CHALLENGE
Give the records back in full, exactly as they read.

MATERIAL

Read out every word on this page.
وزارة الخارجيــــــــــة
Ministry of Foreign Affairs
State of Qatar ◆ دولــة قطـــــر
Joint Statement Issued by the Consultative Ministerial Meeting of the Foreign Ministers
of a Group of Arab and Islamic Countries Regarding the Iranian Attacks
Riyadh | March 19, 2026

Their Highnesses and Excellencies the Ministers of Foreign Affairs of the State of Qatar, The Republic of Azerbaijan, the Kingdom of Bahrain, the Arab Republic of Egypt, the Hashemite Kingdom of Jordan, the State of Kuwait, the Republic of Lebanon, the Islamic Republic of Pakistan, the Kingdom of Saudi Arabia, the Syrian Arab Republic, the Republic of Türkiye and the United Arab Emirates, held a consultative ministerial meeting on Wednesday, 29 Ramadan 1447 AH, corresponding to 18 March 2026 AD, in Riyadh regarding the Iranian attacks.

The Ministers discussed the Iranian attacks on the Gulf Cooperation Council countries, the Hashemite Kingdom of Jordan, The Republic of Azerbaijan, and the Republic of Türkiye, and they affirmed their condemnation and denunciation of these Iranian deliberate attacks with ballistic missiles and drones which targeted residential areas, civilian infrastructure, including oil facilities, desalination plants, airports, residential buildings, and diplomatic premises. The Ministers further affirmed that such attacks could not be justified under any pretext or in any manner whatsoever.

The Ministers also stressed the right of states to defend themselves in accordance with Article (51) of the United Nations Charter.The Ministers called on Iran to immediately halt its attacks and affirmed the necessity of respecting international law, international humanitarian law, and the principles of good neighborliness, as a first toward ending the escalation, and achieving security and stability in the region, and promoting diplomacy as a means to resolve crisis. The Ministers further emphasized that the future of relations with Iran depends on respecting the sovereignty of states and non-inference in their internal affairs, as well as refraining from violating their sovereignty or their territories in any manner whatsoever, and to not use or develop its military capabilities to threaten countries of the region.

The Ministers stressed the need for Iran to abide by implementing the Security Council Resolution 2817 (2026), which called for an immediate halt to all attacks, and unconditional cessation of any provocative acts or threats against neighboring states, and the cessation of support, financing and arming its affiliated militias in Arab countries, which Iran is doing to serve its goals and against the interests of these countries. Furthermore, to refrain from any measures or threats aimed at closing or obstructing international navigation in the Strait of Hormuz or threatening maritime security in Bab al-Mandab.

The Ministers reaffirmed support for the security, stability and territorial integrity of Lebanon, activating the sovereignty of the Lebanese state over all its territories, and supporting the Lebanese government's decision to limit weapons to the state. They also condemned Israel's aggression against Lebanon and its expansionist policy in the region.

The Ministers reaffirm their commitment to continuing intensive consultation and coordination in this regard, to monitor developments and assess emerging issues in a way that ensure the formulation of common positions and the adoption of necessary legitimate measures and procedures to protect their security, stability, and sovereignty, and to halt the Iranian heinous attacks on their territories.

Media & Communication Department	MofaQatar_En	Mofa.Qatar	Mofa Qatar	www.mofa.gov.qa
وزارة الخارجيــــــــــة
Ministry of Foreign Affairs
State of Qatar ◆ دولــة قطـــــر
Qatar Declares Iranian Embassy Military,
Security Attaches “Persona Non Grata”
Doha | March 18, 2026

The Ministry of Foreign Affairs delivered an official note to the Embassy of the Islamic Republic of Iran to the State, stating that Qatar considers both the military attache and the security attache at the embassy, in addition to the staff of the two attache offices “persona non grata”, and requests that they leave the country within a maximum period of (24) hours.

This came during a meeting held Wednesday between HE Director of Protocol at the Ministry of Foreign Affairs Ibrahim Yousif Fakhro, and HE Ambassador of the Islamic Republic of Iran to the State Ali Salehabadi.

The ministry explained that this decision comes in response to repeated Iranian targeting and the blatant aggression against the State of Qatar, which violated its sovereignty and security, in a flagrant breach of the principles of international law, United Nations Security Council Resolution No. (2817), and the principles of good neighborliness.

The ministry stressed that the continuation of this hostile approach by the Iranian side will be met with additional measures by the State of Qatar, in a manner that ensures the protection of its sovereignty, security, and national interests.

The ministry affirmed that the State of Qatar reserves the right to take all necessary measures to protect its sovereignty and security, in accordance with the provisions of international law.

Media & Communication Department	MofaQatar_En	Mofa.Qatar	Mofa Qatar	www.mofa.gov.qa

ANSWER
Read out every word on this page.
وزارة الخارجيــــــــــة
Ministry of Foreign Affairs
State of Qatar ◆ دولــة قطـــــر
Joint Statement Issued by the Consultative Ministerial Meeting of the Foreign Ministers
of a Group of Arab and Islamic Countries Regarding the Iranian Attacks
Riyadh | March 19, 2026

Their Highnesses and Excellencies the Ministers of Foreign Affairs of the State of Qatar, The Republic of Azerbaijan, the Kingdom of Bahrain, the Arab Republic of Egypt, the Hashemite Kingdom of Jordan, the State of Kuwait, the Republic of Lebanon, the Islamic Republic of Pakistan, the Kingdom of Saudi Arabia, the Syrian Arab Republic, the Republic of Türkiye and the United Arab Emirates, held a consultative ministerial meeting on Wednesday, 29 Ramadan 1447 AH, corresponding to 18 March 2026 AD, in Riyadh regarding the Iranian attacks.

The Ministers discussed the Iranian attacks on the Gulf Cooperation Council countries, the Hashemite Kingdom of Jordan, The Republic of Azerbaijan, and the Republic of Türkiye, and they affirmed their condemnation and denunciation of these Iranian deliberate attacks with ballistic missiles and drones which targeted residential areas, civilian infrastructure, including oil facilities, desalination plants, airports, residential buildings, and diplomatic premises. The Ministers further affirmed that such attacks could not be justified under any pretext or in any manner whatsoever.

The Ministers also stressed the right of states to defend themselves in accordance with Article (51) of the United Nations Charter.The Ministers called on Iran to immediately halt its attacks and affirmed the necessity of respecting international law, international humanitarian law, and the principles of good neighborliness, as a first toward ending the escalation, and achieving security and stability in the region, and promoting diplomacy as a means to resolve crisis. The Ministers further emphasized that the future of relations with Iran depends on respecting the sovereignty of states and non-inference in their internal affairs, as well as refraining from violating their sovereignty or their territories in any manner whatsoever, and to not use or develop its military capabilities to threaten countries of the region.

The Ministers stressed the need for Iran to abide by implementing the Security Council Resolution 2817 (2026), which called for an immediate halt to all attacks, and unconditional cessation of any provocative acts or threats against neighboring states, and the cessation of support, financing and arming its affiliated militias in Arab countries, which Iran is doing to serve its goals and against the interests of these countries. Furthermore, to refrain from any measures or threats aimed at closing or obstructing international navigation in the Strait of Hormuz or threatening maritime security in Bab al-Mandab.

The Ministers reaffirmed support for the security, stability and territorial integrity of Lebanon, activating the sovereignty of the Lebanese state over all its territories, and supporting the Lebanese government's decision to limit weapons to the state. They also condemned Israel's aggression against Lebanon and its expansionist policy in the region.

The Ministers reaffirm their commitment to continuing intensive consultation and coordination in this regard, to monitor developments and assess emerging issues in a way that ensure the formulation of common positions and the adoption of necessary legitimate measures and procedures to protect their security, stability, and sovereignty, and to halt the Iranian heinous attacks on their territories.

Media & Communication Department	MofaQatar_En	Mofa.Qatar	Mofa Qatar	www.mofa.gov.qa
وزارة الخارجيــــــــــة
Ministry of Foreign Affairs
State of Qatar ◆ دولــة قطـــــر
Qatar Declares Iranian Embassy Military,
Security Attaches “Persona Non Grata”
Doha | March 18, 2026

The Ministry of Foreign Affairs delivered an official note to the Embassy of the Islamic Republic of Iran to the State, stating that Qatar considers both the military attache and the security attache at the embassy, in addition to the staff of the two attache offices “persona non grata”, and requests that they leave the country within a maximum period of (24) hours.

This came during a meeting held Wednesday between HE Director of Protocol at the Ministry of Foreign Affairs Ibrahim Yousif Fakhro, and HE Ambassador of the Islamic Republic of Iran to the State Ali Salehabadi.

The ministry explained that this decision comes in response to repeated Iranian targeting and the blatant aggression against the State of Qatar, which violated its sovereignty and security, in a flagrant breach of the principles of international law, United Nations Security Council Resolution No. (2817), and the principles of good neighborliness.

The ministry stressed that the continuation of this hostile approach by the Iranian side will be met with additional measures by the State of Qatar, in a manner that ensures the protection of its sovereignty, security, and national interests.

The ministry affirmed that the State of Qatar reserves the right to take all necessary measures to protect its sovereignty and security, in accordance with the provisions of international law.

Media & Communication Department	MofaQatar_En	Mofa.Qatar	Mofa Qatar	www.mofa.gov.qa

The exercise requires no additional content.